- To do
Make an exact copy of each entry, leaving out every picture.

_ _ _

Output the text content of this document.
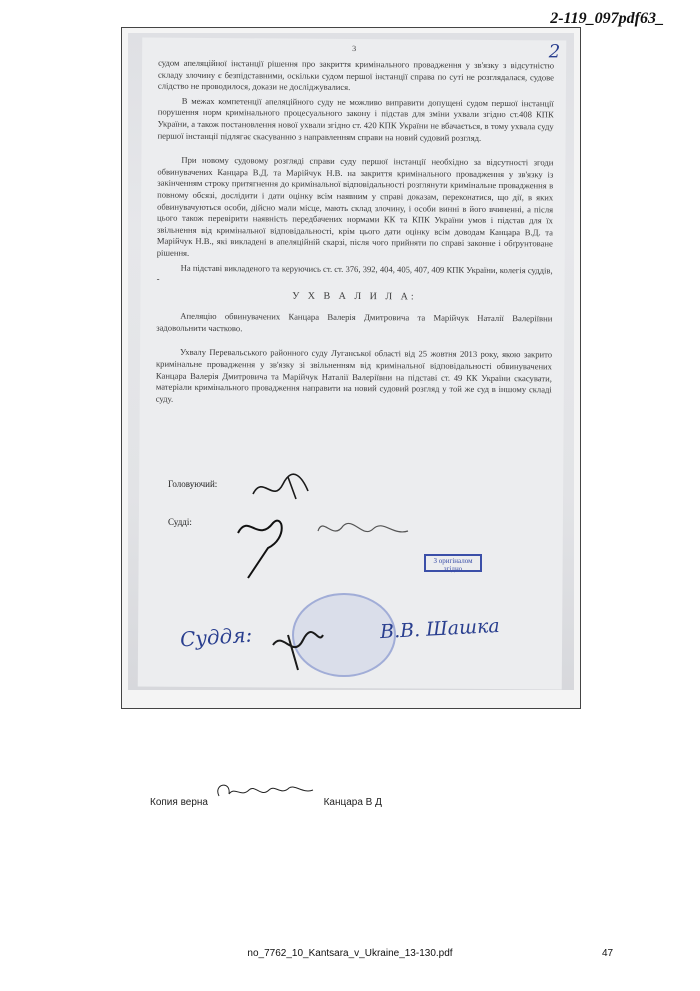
2-119_097pdf63_
3	2

судом апеляційної інстанції рішення про закриття кримінального провадження у зв'язку з відсутністю складу злочину є безпідставними, оскільки судом першої інстанції справа по суті не розглядалася, судове слідство не проводилося, докази не досліджувалися.

В межах компетенції апеляційного суду не можливо виправити допущені судом першої інстанції порушення норм кримінального процесуального закону і підстав для зміни ухвали згідно ст.408 КПК України, а також постановлення нової ухвали згідно ст. 420 КПК України не вбачається, в тому ухвала суду першої інстанції підлягає скасуванню з направленням справи на новий судовий розгляд.

При новому судовому розгляді справи суду першої інстанції необхідно за відсутності згоди обвинувачених Канцара В.Д. та Марійчук Н.В. на закриття кримінального провадження у зв'язку із закінченням строку притягнення до кримінальної відповідальності розглянути кримінальне провадження в повному обсязі, дослідити і дати оцінку всім наявним у справі доказам, переконатися, що дії, в яких обвинувачуються особи, дійсно мали місце, мають склад злочину, і особи винні в його вчиненні, а після цього також перевірити наявність передбачених нормами КК та КПК України умов і підстав для їх звільнення від кримінальної відповідальності, крім цього дати оцінку всім доводам Канцара В.Д. та Марійчук Н.В., які викладені в апеляційній скарзі, після чого прийняти по справі законне і обґрунтоване рішення.

На підставі викладеного та керуючись ст. ст. 376, 392, 404, 405, 407, 409 КПК України, колегія суддів, -

У Х В А Л И Л А:

Апеляцію обвинувачених Канцара Валерія Дмитровича та Марійчук Наталії Валеріївни задовольнити частково.

Ухвалу Перевальського районного суду Луганської області від 25 жовтня 2013 року, якою закрито кримінальне провадження у зв'язку зі звільненням від кримінальної відповідальності обвинувачених Канцара Валерія Дмитровича та Марійчук Наталії Валеріївни на підставі ст. 49 КК України скасувати, матеріали кримінального провадження направити на новий судовий розгляд у той же суд в іншому складі суду.

Головуючий:
Судді:
З оригіналом згідно
Суддя:	В.В. Шашка
Копия верна	Канцара В Д
no_7762_10_Kantsara_v_Ukraine_13-130.pdf	47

_ _ _

- Reply to the task
Output the text content of this document.
2-119_097pdf63_
3	2

судом апеляційної інстанції рішення про закриття кримінального провадження у зв'язку з відсутністю складу злочину є безпідставними, оскільки судом першої інстанції справа по суті не розглядалася, судове слідство не проводилося, докази не досліджувалися.

В межах компетенції апеляційного суду не можливо виправити допущені судом першої інстанції порушення норм кримінального процесуального закону і підстав для зміни ухвали згідно ст.408 КПК України, а також постановлення нової ухвали згідно ст. 420 КПК України не вбачається, в тому ухвала суду першої інстанції підлягає скасуванню з направленням справи на новий судовий розгляд.

При новому судовому розгляді справи суду першої інстанції необхідно за відсутності згоди обвинувачених Канцара В.Д. та Марійчук Н.В. на закриття кримінального провадження у зв'язку із закінченням строку притягнення до кримінальної відповідальності розглянути кримінальне провадження в повному обсязі, дослідити і дати оцінку всім наявним у справі доказам, переконатися, що дії, в яких обвинувачуються особи, дійсно мали місце, мають склад злочину, і особи винні в його вчиненні, а після цього також перевірити наявність передбачених нормами КК та КПК України умов і підстав для їх звільнення від кримінальної відповідальності, крім цього дати оцінку всім доводам Канцара В.Д. та Марійчук Н.В., які викладені в апеляційній скарзі, після чого прийняти по справі законне і обґрунтоване рішення.

На підставі викладеного та керуючись ст. ст. 376, 392, 404, 405, 407, 409 КПК України, колегія суддів, -

У Х В А Л И Л А:

Апеляцію обвинувачених Канцара Валерія Дмитровича та Марійчук Наталії Валеріївни задовольнити частково.

Ухвалу Перевальського районного суду Луганської області від 25 жовтня 2013 року, якою закрито кримінальне провадження у зв'язку зі звільненням від кримінальної відповідальності обвинувачених Канцара Валерія Дмитровича та Марійчук Наталії Валеріївни на підставі ст. 49 КК України скасувати, матеріали кримінального провадження направити на новий судовий розгляд у той же суд в іншому складі суду.

Головуючий:
Судді:
З оригіналом згідно
Суддя:	В.В. Шашка
Копия верна	Канцара В Д
no_7762_10_Kantsara_v_Ukraine_13-130.pdf	47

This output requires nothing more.